Requirements :: Reproduce, unchanged, everything from the line containing "error-message: Não foi" down to the line containing "359, 280, 375]", including both of those lines.

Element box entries
+++
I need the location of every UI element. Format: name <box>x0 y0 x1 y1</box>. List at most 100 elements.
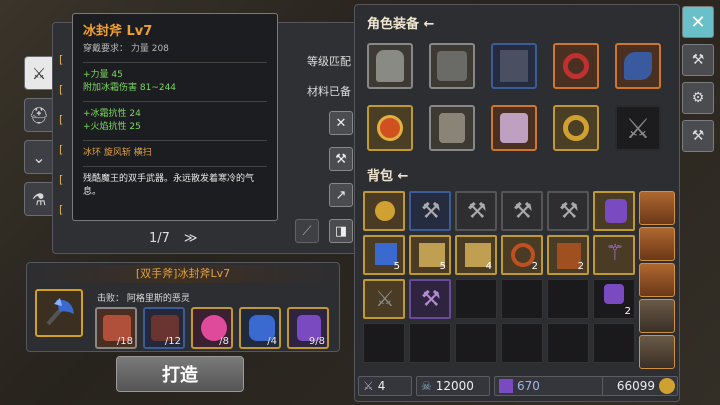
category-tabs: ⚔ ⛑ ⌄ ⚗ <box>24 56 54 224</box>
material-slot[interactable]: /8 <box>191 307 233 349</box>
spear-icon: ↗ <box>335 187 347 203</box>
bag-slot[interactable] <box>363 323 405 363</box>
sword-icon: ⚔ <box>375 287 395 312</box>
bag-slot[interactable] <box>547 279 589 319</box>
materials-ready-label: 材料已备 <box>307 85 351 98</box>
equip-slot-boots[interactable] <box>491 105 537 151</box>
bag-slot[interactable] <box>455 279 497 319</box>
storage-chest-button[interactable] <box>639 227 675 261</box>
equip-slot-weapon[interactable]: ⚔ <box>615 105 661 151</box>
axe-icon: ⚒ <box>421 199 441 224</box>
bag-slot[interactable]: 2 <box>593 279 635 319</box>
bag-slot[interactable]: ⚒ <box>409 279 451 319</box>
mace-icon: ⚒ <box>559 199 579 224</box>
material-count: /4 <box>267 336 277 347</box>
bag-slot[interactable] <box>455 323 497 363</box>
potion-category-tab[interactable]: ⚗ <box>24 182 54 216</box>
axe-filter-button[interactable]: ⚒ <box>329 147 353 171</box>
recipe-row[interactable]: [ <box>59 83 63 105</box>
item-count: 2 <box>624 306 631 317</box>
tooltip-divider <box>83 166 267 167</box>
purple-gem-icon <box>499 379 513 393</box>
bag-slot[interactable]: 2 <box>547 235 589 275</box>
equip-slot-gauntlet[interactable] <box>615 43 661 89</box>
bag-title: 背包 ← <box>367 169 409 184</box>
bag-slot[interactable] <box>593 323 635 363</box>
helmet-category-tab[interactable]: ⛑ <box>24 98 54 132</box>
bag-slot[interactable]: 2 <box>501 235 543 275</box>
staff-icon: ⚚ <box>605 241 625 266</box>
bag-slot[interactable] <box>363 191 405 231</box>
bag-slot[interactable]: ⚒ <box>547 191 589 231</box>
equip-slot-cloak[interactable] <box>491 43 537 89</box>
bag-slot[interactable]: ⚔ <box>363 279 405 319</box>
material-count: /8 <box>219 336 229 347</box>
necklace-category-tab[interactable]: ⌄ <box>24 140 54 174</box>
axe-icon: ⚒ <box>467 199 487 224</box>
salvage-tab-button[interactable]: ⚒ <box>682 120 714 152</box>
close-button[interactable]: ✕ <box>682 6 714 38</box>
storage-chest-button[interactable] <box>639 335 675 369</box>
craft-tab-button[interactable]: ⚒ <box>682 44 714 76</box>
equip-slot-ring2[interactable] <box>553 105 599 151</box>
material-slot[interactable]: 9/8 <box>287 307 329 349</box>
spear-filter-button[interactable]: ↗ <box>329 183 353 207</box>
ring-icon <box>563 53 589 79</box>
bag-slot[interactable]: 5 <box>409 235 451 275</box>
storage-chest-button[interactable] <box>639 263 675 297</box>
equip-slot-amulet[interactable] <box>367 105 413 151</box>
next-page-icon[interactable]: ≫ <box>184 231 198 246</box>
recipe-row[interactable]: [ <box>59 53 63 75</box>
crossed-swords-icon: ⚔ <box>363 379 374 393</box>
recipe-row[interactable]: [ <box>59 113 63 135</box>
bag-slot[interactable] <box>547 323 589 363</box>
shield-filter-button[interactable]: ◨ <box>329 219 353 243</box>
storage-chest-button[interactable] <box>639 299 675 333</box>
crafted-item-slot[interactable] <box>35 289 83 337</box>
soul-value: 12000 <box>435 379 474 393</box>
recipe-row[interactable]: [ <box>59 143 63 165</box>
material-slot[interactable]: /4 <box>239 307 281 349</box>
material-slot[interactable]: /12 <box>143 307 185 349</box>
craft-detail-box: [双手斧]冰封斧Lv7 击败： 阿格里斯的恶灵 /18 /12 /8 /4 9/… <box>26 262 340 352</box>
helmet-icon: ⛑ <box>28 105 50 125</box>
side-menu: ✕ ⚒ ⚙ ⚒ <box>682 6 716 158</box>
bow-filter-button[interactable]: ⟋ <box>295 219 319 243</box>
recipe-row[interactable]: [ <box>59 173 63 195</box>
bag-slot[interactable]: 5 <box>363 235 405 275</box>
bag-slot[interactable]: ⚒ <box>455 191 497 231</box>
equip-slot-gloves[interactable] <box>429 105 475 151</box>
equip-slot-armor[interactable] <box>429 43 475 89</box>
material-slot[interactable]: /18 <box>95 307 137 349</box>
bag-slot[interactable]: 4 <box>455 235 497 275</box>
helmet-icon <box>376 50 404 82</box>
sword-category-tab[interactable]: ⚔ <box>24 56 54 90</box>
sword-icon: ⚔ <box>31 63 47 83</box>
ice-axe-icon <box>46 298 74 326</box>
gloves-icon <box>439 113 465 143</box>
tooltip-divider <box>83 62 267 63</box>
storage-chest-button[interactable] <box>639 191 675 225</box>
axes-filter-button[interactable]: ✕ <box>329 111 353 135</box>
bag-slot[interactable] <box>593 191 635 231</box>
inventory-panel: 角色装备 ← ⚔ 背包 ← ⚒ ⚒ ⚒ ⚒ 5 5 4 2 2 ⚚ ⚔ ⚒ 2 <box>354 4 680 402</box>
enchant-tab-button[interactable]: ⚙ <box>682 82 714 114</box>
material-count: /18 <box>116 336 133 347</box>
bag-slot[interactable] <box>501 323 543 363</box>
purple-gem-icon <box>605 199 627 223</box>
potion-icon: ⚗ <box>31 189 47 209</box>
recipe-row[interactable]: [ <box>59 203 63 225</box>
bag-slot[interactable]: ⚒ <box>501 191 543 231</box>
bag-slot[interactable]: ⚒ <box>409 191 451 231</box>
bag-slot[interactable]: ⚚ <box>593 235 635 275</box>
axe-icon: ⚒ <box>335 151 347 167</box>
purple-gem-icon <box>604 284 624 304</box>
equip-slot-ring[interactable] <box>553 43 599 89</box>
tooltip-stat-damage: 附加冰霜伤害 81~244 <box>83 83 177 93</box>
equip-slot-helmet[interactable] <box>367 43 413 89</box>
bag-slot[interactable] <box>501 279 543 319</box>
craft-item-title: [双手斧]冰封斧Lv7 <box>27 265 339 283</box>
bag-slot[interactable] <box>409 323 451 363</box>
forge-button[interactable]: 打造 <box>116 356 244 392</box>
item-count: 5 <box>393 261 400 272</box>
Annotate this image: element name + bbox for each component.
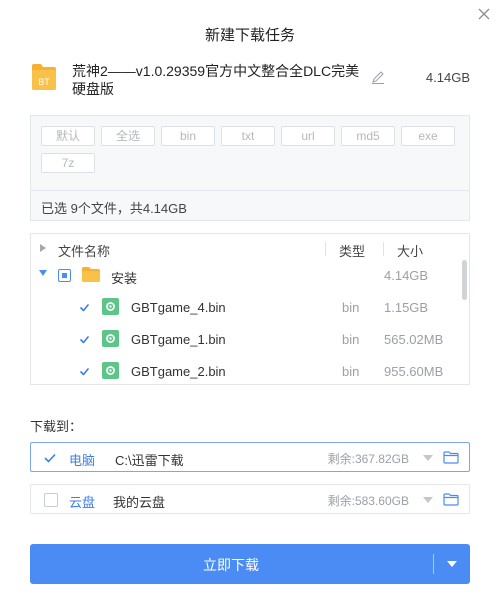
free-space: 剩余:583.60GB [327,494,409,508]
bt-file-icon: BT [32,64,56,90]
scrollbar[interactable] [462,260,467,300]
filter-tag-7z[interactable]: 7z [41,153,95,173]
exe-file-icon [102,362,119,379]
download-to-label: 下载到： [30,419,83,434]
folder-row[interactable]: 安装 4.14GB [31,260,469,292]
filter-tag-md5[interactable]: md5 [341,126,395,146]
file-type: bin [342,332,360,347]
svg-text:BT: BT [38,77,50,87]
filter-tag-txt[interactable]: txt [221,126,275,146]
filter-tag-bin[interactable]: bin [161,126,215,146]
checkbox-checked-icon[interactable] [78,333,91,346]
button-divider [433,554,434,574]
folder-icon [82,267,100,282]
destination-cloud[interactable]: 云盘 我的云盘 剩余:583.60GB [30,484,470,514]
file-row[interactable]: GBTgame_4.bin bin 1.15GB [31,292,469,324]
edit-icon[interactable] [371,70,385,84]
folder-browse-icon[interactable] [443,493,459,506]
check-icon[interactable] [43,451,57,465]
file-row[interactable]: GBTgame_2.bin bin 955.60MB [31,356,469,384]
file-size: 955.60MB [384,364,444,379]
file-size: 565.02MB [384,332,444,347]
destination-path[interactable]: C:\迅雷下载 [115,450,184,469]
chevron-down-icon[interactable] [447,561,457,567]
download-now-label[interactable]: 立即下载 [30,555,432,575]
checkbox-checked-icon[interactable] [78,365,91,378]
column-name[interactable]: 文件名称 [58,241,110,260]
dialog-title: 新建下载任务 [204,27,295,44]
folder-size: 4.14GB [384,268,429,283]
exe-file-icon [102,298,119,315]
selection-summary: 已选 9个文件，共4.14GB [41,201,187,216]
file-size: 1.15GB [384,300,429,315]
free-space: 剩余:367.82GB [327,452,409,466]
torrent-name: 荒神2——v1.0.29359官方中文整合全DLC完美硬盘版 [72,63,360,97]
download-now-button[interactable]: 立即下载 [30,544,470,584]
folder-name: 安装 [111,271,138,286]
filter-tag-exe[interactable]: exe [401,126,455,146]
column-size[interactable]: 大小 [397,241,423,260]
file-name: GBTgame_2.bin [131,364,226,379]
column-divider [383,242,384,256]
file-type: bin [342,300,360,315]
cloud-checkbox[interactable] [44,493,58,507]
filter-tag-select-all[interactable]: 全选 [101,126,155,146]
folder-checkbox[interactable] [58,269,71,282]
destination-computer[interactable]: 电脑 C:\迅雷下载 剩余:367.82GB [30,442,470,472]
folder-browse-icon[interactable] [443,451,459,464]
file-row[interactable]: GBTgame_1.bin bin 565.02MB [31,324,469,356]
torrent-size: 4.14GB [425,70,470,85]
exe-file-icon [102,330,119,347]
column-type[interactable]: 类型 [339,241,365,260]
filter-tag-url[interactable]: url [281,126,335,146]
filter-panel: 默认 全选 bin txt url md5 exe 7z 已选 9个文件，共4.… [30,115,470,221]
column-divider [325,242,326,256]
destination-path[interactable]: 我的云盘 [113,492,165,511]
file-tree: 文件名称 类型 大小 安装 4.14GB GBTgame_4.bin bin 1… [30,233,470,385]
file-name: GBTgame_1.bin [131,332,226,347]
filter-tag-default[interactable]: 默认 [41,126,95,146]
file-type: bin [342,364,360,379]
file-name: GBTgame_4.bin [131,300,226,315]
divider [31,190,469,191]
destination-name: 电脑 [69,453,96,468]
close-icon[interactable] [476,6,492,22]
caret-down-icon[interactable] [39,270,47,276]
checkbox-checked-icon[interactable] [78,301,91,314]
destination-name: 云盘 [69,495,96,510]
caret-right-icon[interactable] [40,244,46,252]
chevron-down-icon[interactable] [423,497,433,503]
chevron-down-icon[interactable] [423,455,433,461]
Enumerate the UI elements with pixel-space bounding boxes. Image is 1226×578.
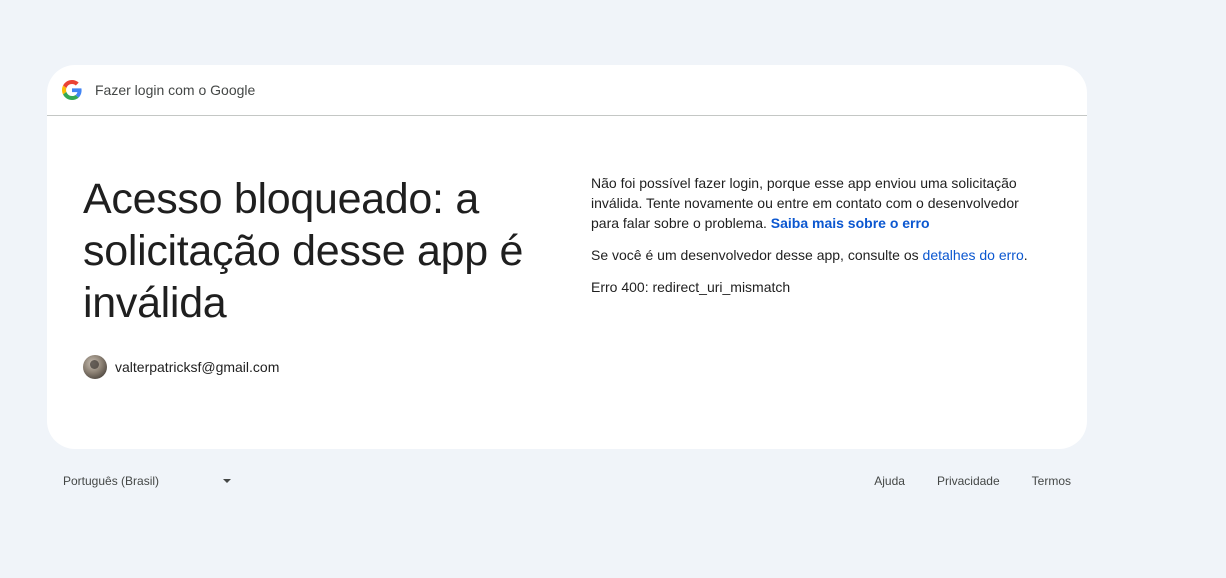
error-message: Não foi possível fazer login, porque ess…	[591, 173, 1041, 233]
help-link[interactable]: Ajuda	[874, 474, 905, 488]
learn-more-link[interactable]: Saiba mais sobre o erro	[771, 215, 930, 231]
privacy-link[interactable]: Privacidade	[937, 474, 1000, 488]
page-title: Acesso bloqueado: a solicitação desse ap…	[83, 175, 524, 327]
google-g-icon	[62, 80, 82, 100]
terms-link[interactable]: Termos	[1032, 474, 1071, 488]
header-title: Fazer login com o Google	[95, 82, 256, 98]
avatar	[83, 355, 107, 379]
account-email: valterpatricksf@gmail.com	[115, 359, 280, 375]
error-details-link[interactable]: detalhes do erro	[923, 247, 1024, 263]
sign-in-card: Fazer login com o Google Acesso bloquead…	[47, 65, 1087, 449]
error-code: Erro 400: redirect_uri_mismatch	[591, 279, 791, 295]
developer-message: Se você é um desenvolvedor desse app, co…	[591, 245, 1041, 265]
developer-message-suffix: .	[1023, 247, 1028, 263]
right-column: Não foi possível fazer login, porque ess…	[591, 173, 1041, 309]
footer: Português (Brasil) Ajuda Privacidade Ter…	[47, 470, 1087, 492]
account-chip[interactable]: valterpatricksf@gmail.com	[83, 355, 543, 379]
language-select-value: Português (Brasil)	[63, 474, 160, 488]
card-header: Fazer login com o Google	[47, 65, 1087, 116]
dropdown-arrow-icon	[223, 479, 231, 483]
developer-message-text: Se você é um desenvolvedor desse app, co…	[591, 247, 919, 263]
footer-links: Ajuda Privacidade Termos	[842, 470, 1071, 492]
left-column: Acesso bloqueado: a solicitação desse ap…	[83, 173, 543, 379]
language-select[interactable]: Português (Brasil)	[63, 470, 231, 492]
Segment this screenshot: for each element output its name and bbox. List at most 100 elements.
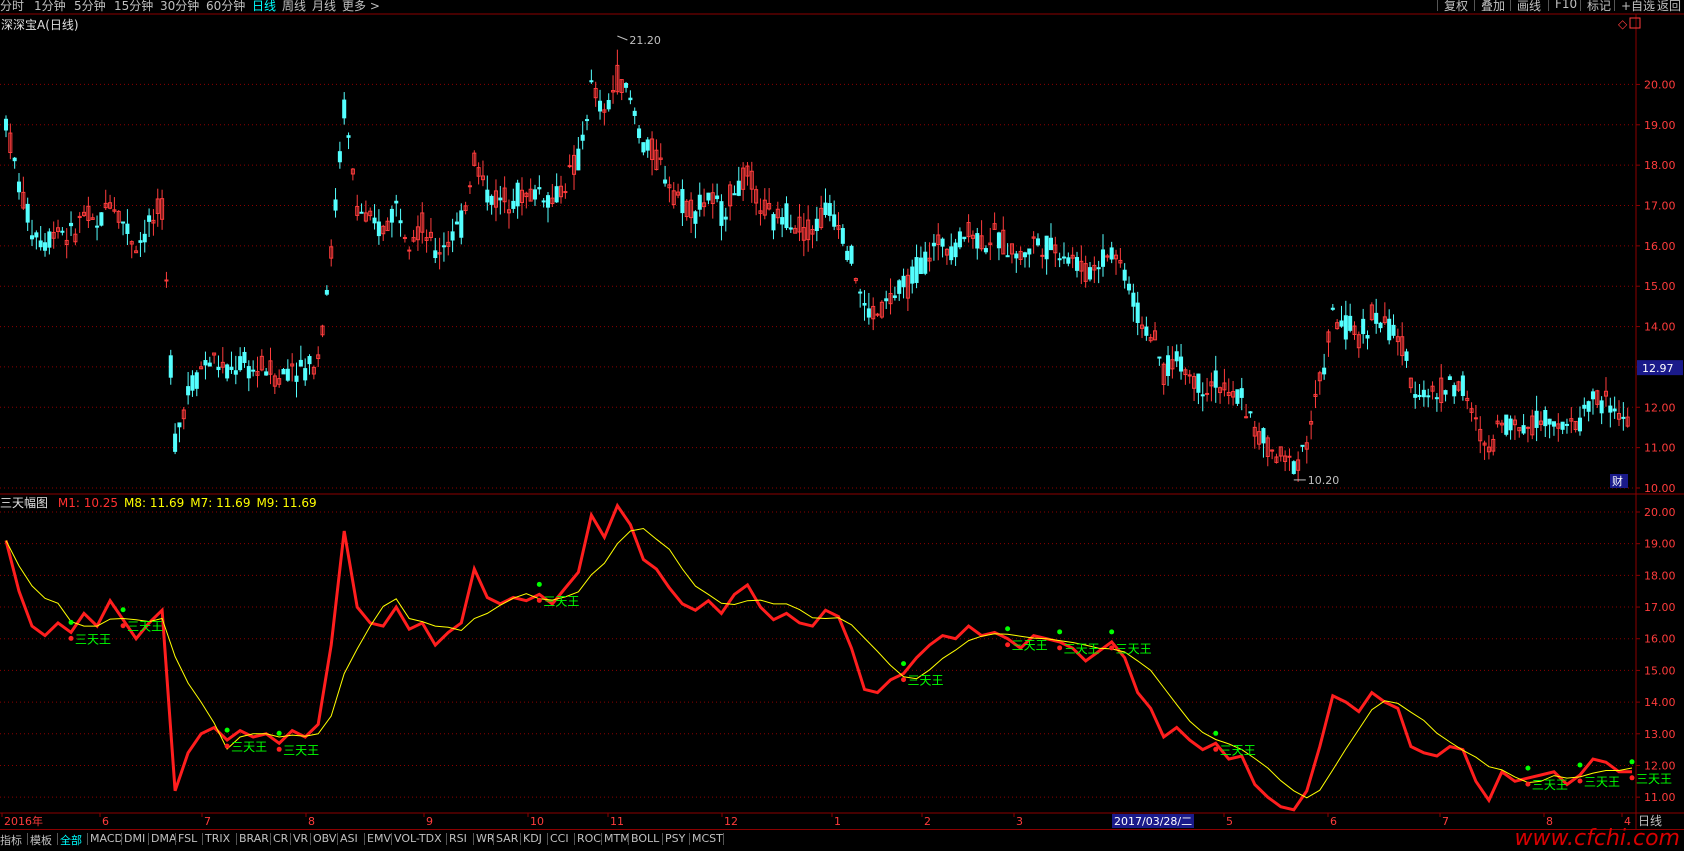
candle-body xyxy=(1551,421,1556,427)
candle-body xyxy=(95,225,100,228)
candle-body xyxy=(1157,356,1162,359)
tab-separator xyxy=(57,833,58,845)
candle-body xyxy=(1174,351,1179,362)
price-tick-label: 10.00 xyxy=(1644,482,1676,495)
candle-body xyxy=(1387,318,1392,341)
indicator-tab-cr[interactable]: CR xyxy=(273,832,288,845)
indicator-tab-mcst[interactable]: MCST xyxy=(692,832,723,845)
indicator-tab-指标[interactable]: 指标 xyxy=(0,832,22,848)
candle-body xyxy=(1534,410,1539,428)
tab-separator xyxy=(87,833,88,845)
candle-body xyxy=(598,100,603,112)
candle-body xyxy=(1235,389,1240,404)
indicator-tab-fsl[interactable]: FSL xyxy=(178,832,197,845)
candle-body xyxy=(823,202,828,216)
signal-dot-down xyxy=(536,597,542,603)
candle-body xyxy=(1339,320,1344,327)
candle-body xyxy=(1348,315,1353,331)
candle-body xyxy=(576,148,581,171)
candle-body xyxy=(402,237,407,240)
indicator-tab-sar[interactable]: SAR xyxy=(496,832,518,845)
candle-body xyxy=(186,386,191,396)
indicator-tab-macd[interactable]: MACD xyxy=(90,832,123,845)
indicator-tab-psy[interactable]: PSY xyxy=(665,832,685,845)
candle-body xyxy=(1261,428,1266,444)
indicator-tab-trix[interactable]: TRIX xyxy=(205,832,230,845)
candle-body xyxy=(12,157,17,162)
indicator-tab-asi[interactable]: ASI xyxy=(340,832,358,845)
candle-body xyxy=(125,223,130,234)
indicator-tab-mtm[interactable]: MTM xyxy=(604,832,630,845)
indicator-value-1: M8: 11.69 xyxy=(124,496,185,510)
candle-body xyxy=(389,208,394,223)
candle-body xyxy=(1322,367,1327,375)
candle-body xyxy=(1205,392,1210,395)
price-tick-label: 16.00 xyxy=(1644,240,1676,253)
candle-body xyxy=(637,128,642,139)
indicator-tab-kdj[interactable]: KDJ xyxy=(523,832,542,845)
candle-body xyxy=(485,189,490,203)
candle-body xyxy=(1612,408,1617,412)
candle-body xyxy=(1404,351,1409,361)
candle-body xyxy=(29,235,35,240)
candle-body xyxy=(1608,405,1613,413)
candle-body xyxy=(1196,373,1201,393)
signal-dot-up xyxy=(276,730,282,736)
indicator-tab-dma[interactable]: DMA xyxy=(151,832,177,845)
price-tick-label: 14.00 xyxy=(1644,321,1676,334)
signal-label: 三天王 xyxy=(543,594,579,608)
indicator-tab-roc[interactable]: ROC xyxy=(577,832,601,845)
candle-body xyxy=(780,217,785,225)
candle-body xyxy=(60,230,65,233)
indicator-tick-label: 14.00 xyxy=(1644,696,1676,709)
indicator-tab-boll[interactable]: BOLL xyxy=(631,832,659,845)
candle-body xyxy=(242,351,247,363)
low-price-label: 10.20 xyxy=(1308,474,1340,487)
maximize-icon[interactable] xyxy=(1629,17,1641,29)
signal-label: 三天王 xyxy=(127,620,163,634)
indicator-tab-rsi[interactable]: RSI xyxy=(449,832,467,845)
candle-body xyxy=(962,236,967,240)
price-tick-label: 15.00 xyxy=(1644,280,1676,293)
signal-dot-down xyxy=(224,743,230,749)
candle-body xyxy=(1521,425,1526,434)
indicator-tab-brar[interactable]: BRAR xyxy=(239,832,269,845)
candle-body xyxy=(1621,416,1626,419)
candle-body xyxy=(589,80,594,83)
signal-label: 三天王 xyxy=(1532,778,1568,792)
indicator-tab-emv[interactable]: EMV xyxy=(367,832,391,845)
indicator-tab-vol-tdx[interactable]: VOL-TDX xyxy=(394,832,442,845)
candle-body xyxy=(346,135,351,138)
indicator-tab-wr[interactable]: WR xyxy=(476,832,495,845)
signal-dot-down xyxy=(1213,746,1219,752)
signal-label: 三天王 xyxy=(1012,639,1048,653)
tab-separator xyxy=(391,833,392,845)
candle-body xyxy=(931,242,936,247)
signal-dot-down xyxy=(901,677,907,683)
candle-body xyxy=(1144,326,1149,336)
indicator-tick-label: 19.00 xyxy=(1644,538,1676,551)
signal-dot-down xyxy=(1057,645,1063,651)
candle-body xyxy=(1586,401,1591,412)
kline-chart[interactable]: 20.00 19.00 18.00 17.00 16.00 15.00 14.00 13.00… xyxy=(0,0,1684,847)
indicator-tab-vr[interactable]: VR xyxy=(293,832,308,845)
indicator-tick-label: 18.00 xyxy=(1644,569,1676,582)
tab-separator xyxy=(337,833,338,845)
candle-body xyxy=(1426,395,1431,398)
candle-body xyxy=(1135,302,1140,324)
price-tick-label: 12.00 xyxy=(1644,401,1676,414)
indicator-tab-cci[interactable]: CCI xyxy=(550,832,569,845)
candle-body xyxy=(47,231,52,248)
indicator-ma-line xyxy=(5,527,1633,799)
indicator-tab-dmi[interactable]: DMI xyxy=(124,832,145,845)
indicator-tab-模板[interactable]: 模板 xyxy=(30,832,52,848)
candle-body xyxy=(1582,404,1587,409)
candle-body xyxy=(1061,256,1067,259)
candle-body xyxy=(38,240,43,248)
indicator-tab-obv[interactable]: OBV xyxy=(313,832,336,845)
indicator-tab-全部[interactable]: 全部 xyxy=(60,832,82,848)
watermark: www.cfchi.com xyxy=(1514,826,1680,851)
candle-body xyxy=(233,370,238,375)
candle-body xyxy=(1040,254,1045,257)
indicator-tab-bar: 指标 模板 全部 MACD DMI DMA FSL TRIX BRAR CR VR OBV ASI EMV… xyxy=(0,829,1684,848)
+++
Task result ::
error-message: Não foi possível fazer login, porque ess…	[591, 173, 1041, 233]
help-link[interactable]: Ajuda	[874, 474, 905, 488]
learn-more-link[interactable]: Saiba mais sobre o erro	[771, 215, 930, 231]
privacy-link[interactable]: Privacidade	[937, 474, 1000, 488]
page-title: Acesso bloqueado: a solicitação desse ap…	[83, 175, 524, 327]
google-g-icon	[62, 80, 82, 100]
terms-link[interactable]: Termos	[1032, 474, 1071, 488]
header-title: Fazer login com o Google	[95, 82, 256, 98]
avatar	[83, 355, 107, 379]
account-email: valterpatricksf@gmail.com	[115, 359, 280, 375]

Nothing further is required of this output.